**Selection**:
Alumni Profile Series: Carrie Vaughn

Carrie Vaughn, a critically acclaimed American author, pursued her postgraduate career at the University of Colorado, Boulder and earned her Master of Arts in English Literature in 2000. Vaughn works within the realm of science fiction and fantasy and has written and published over 60 short stories as well as a variety of novels, most notably the Kitty Norville series. I had the privilege of conducting a phone interview with Vaughn and through that was able to gain more insight into her work as a writer as well as a more general look of her time at CU, the transcript of the interview is provided below and has been edited for user readability. Source//Flickr

Can you tell me a bit about your educational background?

Well going back a little further I graduated from Lewis-Palmer High School in Monument, Colorado. So I went to High School in Colorado, went to Los Angeles for college at Occidental College, took some time off for a few years and worked, and then came back and did my Masters at CU.

Oh very nice. So thinking back, what did you want to be when you grew up? Did you always know from the beginning that you wanted to be a writer?

Oh yeah. I started sending stories out to get published when I was in High School so that was definitely at the front of my mind. I kept thinking that something else would come along, you know some other ‘quote un-quote day job’, but by the time I finished my undergrad, the writing was all that I wanted to do so I really worked for that.


One of your most prominent works include the Kitty Norville series, what made you want to pursue this fantasy-fiction style writing?

I’ve always written science fiction and fantasy, that’s kind of what I grew up reading. It’s what I love. You know, my degrees are all in Literature, so I wasn’t really in school for creative writing, I wanted to read to see how other people did it. And even in school, I was reading science fiction and fantasy and trying to convince professors that it was worth studying. But the Kitty series is quite a bit different from what I had been doing before that, kind of more what people call ‘urban fantasy’, which is basically vampires and werewolves in things in a modern contemporary world. But it seemed to work, it definitely seemed to hit a chord with people.

Where do you find inspiration for your writing?

Oh just about everywhere. I’m working on a lot of different things right now and when I think about where those inspirations came from some of it is like I took a trip to Ireland and really loved the neolithic history there so I’m doing research on that and thinking about what kind of stories I could write there. I saw the Robin Hood movie that came out last Fall and kind of decided I wanted to write my own Robin Hood story, so I’m reading a bunch of Robin Hood stuff right now and we’ll see what comes of that. I don’t always know what’s going to come of it. That’s one of the things I really love about being a writer is that I don’t have to limit myself, if something strikes my fancy I can kind of plunge down that research rabbit hole and see where it leads me and just see what stories come out of it, and it’s really fun.

**Written problem 1**: According to the alumni profile, what degree did Carrie Vaughn earn at the University of Colorado, Boulder, and in which year?
The records below bear no relation to the alumni profile.

**Stored records**:
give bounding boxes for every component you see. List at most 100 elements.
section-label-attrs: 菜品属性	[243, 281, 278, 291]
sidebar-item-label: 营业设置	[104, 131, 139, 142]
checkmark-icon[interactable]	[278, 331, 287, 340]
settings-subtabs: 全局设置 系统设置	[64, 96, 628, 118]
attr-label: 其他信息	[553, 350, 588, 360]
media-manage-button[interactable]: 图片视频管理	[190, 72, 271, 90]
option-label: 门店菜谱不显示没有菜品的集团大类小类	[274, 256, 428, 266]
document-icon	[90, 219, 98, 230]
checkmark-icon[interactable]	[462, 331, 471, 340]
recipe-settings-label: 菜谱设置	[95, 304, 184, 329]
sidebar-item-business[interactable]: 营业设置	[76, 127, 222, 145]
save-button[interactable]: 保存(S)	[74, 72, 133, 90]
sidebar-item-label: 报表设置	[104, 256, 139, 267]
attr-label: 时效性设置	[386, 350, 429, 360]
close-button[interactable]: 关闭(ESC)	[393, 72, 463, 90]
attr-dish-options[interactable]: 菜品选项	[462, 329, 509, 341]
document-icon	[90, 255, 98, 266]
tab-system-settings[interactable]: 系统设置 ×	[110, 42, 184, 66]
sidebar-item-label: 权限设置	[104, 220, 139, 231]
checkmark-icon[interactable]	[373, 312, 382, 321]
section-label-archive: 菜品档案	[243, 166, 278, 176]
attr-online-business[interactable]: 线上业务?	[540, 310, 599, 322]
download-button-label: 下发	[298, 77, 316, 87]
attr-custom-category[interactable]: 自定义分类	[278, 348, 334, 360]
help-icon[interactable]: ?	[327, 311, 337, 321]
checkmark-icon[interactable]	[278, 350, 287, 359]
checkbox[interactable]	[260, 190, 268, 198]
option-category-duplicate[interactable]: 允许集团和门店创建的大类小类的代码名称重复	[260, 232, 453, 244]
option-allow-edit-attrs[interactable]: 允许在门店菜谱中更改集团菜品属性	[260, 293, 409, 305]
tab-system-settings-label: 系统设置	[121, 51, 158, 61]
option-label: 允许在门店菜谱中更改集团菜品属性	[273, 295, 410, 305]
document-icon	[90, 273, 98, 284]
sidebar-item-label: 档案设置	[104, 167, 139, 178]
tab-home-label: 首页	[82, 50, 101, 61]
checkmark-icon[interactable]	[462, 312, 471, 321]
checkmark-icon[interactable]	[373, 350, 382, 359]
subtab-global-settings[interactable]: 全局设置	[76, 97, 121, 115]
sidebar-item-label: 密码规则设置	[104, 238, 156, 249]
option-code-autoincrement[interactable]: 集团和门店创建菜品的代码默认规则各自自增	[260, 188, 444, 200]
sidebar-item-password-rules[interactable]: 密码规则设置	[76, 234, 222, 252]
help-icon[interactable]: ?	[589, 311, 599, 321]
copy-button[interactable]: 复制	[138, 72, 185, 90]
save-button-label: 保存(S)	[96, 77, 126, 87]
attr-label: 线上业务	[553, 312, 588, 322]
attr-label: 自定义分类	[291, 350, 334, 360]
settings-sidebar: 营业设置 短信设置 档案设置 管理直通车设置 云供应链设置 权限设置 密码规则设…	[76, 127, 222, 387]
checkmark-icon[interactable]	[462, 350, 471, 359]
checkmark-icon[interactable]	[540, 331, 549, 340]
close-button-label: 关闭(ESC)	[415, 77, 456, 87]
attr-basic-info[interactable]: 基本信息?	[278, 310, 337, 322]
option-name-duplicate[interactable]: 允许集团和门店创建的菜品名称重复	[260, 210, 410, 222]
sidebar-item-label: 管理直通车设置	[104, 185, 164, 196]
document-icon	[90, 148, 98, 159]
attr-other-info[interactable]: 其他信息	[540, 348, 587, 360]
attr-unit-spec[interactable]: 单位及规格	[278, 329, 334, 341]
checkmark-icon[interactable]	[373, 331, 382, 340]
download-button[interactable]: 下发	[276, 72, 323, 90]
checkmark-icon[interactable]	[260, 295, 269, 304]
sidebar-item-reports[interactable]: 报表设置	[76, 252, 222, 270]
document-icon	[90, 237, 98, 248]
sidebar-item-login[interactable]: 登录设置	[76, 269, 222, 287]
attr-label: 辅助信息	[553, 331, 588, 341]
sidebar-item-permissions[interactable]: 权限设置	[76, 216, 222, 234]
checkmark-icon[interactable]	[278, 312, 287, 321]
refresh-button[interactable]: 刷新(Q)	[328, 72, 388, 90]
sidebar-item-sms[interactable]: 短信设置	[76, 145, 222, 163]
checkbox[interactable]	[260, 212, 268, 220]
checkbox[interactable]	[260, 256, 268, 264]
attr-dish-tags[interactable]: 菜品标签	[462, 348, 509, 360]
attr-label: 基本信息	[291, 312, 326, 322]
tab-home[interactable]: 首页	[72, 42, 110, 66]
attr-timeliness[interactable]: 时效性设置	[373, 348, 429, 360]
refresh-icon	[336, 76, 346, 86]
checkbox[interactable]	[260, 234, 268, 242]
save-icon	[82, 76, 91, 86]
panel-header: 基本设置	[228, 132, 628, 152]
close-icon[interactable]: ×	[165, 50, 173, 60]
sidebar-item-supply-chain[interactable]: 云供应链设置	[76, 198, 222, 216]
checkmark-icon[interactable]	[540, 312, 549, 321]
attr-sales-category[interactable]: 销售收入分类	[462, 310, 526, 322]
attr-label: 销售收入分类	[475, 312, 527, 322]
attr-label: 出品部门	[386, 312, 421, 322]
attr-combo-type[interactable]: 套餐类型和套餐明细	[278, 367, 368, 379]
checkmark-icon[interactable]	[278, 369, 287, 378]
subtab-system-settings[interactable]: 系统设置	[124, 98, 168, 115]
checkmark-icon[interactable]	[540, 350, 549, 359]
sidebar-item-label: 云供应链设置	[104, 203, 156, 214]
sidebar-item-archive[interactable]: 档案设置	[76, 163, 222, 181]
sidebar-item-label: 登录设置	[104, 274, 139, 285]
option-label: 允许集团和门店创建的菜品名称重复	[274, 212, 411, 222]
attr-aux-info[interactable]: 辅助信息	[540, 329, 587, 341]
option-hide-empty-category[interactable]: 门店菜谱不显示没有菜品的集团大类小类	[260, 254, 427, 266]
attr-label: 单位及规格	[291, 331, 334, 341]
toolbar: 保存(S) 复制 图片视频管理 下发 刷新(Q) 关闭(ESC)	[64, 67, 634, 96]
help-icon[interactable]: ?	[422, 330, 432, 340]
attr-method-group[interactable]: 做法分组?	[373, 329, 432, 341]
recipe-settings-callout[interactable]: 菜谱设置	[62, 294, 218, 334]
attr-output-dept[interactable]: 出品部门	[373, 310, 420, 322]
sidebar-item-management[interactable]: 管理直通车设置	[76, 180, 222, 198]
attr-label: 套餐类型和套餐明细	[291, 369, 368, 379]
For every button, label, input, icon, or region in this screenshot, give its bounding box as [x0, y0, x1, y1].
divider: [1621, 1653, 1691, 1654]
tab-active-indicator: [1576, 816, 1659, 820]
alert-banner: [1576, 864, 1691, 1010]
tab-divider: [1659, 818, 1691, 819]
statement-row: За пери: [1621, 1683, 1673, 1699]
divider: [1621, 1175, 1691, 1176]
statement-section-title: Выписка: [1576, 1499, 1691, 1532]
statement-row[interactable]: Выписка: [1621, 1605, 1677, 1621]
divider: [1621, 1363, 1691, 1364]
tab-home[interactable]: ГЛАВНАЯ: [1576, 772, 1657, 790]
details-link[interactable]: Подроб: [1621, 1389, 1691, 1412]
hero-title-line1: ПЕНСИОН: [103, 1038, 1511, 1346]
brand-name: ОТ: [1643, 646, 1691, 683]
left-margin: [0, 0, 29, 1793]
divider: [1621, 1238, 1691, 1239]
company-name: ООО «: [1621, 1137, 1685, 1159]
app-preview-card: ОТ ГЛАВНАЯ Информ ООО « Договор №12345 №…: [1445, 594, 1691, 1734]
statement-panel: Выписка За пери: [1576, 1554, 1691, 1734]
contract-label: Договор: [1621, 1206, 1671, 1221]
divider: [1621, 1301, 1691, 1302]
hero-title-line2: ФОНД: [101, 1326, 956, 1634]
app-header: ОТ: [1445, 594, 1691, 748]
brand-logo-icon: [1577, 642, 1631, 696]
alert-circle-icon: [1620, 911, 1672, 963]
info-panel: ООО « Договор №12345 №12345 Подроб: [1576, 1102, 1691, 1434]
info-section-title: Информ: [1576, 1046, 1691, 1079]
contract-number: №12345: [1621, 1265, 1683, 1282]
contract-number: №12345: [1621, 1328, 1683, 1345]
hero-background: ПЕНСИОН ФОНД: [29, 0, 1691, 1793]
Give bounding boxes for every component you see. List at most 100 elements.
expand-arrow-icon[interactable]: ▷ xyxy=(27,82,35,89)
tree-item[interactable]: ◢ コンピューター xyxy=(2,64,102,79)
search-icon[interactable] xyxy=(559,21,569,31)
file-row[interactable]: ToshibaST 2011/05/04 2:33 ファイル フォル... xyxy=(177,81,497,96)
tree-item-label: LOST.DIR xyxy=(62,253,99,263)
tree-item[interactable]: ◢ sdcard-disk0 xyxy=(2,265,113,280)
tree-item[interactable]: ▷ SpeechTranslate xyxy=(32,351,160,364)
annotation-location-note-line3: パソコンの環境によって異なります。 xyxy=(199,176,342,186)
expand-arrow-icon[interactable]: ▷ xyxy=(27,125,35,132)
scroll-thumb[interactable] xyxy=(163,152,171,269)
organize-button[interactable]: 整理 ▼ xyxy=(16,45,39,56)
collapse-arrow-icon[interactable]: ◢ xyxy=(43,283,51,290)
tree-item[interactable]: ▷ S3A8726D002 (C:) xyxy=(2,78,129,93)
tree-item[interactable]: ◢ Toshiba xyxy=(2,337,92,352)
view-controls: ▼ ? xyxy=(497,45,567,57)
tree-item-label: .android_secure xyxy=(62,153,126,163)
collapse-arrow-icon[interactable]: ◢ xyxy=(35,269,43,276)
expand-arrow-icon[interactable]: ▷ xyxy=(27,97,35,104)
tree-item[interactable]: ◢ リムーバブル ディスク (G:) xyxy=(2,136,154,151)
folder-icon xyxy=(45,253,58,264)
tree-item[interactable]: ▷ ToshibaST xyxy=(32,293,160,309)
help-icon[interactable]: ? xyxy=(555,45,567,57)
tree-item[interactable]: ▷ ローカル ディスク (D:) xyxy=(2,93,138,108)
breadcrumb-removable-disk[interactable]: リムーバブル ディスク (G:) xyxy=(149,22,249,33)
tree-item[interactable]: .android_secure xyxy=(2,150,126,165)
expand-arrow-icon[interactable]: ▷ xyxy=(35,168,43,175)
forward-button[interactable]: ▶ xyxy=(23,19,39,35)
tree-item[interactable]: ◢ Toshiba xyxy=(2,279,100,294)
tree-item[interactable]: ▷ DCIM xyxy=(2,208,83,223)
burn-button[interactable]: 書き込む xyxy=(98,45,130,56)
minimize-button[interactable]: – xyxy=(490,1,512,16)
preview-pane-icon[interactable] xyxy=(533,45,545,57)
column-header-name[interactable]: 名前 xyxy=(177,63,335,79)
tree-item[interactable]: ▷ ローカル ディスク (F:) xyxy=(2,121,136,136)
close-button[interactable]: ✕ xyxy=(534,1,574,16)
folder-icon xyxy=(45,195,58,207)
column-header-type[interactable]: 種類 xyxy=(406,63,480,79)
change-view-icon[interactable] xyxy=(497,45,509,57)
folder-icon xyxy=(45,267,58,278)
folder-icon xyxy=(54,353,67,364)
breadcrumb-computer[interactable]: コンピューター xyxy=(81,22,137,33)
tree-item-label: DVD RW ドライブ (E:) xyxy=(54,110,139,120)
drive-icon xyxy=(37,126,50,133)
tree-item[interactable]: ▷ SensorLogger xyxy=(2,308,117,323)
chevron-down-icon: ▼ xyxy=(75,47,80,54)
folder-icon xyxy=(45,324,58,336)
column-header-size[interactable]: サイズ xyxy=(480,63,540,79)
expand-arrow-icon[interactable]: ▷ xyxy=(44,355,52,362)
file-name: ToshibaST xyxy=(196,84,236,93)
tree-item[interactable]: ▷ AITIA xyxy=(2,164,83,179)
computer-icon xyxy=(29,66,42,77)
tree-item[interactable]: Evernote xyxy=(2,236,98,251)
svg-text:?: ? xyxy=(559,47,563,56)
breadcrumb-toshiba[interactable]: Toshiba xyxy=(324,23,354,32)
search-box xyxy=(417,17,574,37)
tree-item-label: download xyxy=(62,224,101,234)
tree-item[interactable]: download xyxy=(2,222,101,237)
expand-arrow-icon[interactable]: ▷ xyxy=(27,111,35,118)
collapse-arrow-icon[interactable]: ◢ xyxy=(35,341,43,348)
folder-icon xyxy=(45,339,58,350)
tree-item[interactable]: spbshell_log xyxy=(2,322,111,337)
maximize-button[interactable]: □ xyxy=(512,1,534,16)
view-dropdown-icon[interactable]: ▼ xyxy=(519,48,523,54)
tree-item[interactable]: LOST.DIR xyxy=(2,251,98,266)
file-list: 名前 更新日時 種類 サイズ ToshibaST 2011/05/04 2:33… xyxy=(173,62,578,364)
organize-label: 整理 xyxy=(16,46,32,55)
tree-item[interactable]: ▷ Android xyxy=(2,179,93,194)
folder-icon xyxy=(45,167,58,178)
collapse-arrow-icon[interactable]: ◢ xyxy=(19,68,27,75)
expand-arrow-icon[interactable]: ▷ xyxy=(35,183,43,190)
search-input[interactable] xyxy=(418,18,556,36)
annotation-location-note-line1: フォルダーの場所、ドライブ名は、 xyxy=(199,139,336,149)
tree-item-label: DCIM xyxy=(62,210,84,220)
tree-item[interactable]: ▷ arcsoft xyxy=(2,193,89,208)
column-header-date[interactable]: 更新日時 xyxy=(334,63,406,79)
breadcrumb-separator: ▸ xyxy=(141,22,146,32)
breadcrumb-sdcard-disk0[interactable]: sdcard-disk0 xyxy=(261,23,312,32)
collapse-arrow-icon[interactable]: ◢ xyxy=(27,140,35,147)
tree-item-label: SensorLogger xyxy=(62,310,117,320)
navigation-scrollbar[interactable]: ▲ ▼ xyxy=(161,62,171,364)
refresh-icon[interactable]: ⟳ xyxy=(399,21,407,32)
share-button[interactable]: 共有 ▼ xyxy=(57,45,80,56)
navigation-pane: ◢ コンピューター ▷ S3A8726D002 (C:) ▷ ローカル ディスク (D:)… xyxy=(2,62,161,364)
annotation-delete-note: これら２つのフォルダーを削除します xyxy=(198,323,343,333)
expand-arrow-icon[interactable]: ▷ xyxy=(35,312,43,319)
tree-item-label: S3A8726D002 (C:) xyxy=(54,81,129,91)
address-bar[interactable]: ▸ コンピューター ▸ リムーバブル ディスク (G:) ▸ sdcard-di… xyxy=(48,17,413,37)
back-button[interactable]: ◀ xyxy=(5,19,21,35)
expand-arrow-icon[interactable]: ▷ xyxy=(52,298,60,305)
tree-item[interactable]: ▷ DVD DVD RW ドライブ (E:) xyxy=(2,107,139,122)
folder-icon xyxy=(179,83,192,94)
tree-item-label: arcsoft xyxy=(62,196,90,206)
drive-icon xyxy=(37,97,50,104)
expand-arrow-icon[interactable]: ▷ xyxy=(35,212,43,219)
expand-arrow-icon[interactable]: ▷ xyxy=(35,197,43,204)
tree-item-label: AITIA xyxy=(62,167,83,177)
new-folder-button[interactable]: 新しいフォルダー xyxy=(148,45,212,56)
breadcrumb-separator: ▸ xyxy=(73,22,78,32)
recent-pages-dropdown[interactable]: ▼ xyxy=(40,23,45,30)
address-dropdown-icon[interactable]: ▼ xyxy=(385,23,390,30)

**Written problem 2**: Find every line of the records that contains the string "权限设置", and copy each one. Matching is case-sensitive.

**Complete response 1**: A Master of Arts in English Literature, in 2000.

**Complete response 2**:
sidebar-item-label: 权限设置	[104, 220, 139, 231]
settings-sidebar: 营业设置 短信设置 档案设置 管理直通车设置 云供应链设置 权限设置 密码规则设…	[76, 127, 222, 387]
sidebar-item-permissions[interactable]: 权限设置	[76, 216, 222, 234]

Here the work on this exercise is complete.